Work instructions >> Each line of the listing must be transcribed exactly, except for the images, which should be excluded.

[Collected data]
--------

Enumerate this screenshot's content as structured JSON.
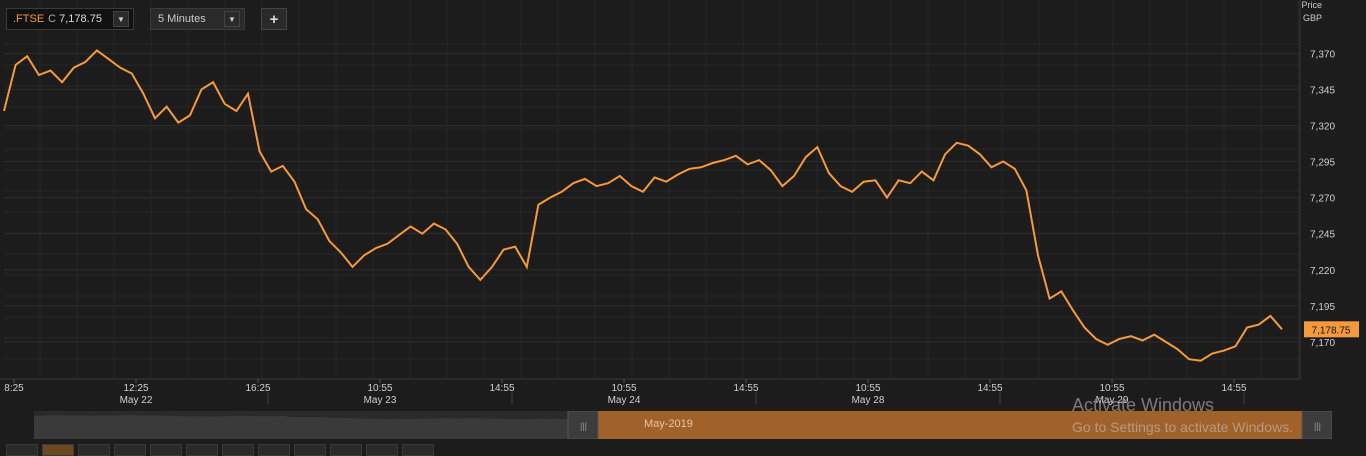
{
  "toolbar": {
    "symbol": ".FTSE",
    "close_flag": "C",
    "last_value": "7,178.75",
    "interval": "5 Minutes",
    "dropdown_glyph": "▼",
    "add_glyph": "+"
  },
  "axis": {
    "title_line1": "Price",
    "title_line2": "GBP"
  },
  "navigator": {
    "label": "May-2019"
  },
  "watermark": {
    "line1": "Activate Windows",
    "line2": "Go to Settings to activate Windows."
  },
  "colors": {
    "background": "#1c1c1c",
    "grid": "#2c2c2c",
    "line": "#f59a3c",
    "price_tag": "#f59a3c",
    "navigator_fill": "#a0622a"
  },
  "chart_data": {
    "type": "line",
    "series": [
      {
        "name": ".FTSE",
        "values": [
          7330,
          7362,
          7368,
          7355,
          7358,
          7350,
          7360,
          7364,
          7372,
          7366,
          7360,
          7356,
          7342,
          7325,
          7333,
          7322,
          7327,
          7345,
          7350,
          7335,
          7330,
          7342,
          7302,
          7288,
          7292,
          7281,
          7262,
          7255,
          7240,
          7232,
          7222,
          7230,
          7235,
          7238,
          7244,
          7250,
          7245,
          7252,
          7248,
          7238,
          7222,
          7213,
          7222,
          7234,
          7236,
          7222,
          7265,
          7270,
          7274,
          7280,
          7283,
          7278,
          7280,
          7285,
          7278,
          7274,
          7284,
          7281,
          7286,
          7290,
          7291,
          7294,
          7296,
          7299,
          7293,
          7296,
          7289,
          7278,
          7285,
          7298,
          7305,
          7287,
          7278,
          7274,
          7281,
          7282,
          7270,
          7282,
          7280,
          7288,
          7282,
          7300,
          7308,
          7306,
          7300,
          7291,
          7295,
          7290,
          7275,
          7230,
          7200,
          7205,
          7192,
          7180,
          7172,
          7168,
          7172,
          7174,
          7171,
          7175,
          7170,
          7165,
          7158,
          7157,
          7162,
          7164,
          7167,
          7180,
          7182,
          7188,
          7178.75
        ],
        "last": 7178.75
      }
    ],
    "x_ticks": [
      {
        "label": "8:25",
        "date": ""
      },
      {
        "label": "12:25",
        "date": "May 22"
      },
      {
        "label": "16:25",
        "date": ""
      },
      {
        "label": "10:55",
        "date": "May 23"
      },
      {
        "label": "14:55",
        "date": ""
      },
      {
        "label": "10:55",
        "date": "May 24"
      },
      {
        "label": "14:55",
        "date": ""
      },
      {
        "label": "10:55",
        "date": "May 28"
      },
      {
        "label": "14:55",
        "date": ""
      },
      {
        "label": "10:55",
        "date": "May 29"
      },
      {
        "label": "14:55",
        "date": ""
      }
    ],
    "y_ticks": [
      7370,
      7345,
      7320,
      7295,
      7270,
      7245,
      7220,
      7195,
      7170
    ],
    "y_tick_labels": [
      "7,370",
      "7,345",
      "7,320",
      "7,295",
      "7,270",
      "7,245",
      "7,220",
      "7,195",
      "7,170"
    ],
    "ylim": [
      7145,
      7382
    ],
    "last_label": "7,178.75",
    "grid": true
  }
}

--------

Correct response >>
Enumerate this screenshot's content as structured JSON.
{
  "toolbar": {
    "symbol": ".FTSE",
    "close_flag": "C",
    "last_value": "7,178.75",
    "interval": "5 Minutes",
    "dropdown_glyph": "▼",
    "add_glyph": "+"
  },
  "axis": {
    "title_line1": "Price",
    "title_line2": "GBP"
  },
  "navigator": {
    "label": "May-2019"
  },
  "watermark": {
    "line1": "Activate Windows",
    "line2": "Go to Settings to activate Windows."
  },
  "colors": {
    "background": "#1c1c1c",
    "grid": "#2c2c2c",
    "line": "#f59a3c",
    "price_tag": "#f59a3c",
    "navigator_fill": "#a0622a"
  },
  "chart_data": {
    "type": "line",
    "series": [
      {
        "name": ".FTSE",
        "values": [
          7330,
          7362,
          7368,
          7355,
          7358,
          7350,
          7360,
          7364,
          7372,
          7366,
          7360,
          7356,
          7342,
          7325,
          7333,
          7322,
          7327,
          7345,
          7350,
          7335,
          7330,
          7342,
          7302,
          7288,
          7292,
          7281,
          7262,
          7255,
          7240,
          7232,
          7222,
          7230,
          7235,
          7238,
          7244,
          7250,
          7245,
          7252,
          7248,
          7238,
          7222,
          7213,
          7222,
          7234,
          7236,
          7222,
          7265,
          7270,
          7274,
          7280,
          7283,
          7278,
          7280,
          7285,
          7278,
          7274,
          7284,
          7281,
          7286,
          7290,
          7291,
          7294,
          7296,
          7299,
          7293,
          7296,
          7289,
          7278,
          7285,
          7298,
          7305,
          7287,
          7278,
          7274,
          7281,
          7282,
          7270,
          7282,
          7280,
          7288,
          7282,
          7300,
          7308,
          7306,
          7300,
          7291,
          7295,
          7290,
          7275,
          7230,
          7200,
          7205,
          7192,
          7180,
          7172,
          7168,
          7172,
          7174,
          7171,
          7175,
          7170,
          7165,
          7158,
          7157,
          7162,
          7164,
          7167,
          7180,
          7182,
          7188,
          7178.75
        ],
        "last": 7178.75
      }
    ],
    "x_ticks": [
      {
        "label": "8:25",
        "date": ""
      },
      {
        "label": "12:25",
        "date": "May 22"
      },
      {
        "label": "16:25",
        "date": ""
      },
      {
        "label": "10:55",
        "date": "May 23"
      },
      {
        "label": "14:55",
        "date": ""
      },
      {
        "label": "10:55",
        "date": "May 24"
      },
      {
        "label": "14:55",
        "date": ""
      },
      {
        "label": "10:55",
        "date": "May 28"
      },
      {
        "label": "14:55",
        "date": ""
      },
      {
        "label": "10:55",
        "date": "May 29"
      },
      {
        "label": "14:55",
        "date": ""
      }
    ],
    "y_ticks": [
      7370,
      7345,
      7320,
      7295,
      7270,
      7245,
      7220,
      7195,
      7170
    ],
    "y_tick_labels": [
      "7,370",
      "7,345",
      "7,320",
      "7,295",
      "7,270",
      "7,245",
      "7,220",
      "7,195",
      "7,170"
    ],
    "ylim": [
      7145,
      7382
    ],
    "last_label": "7,178.75",
    "grid": true
  }
}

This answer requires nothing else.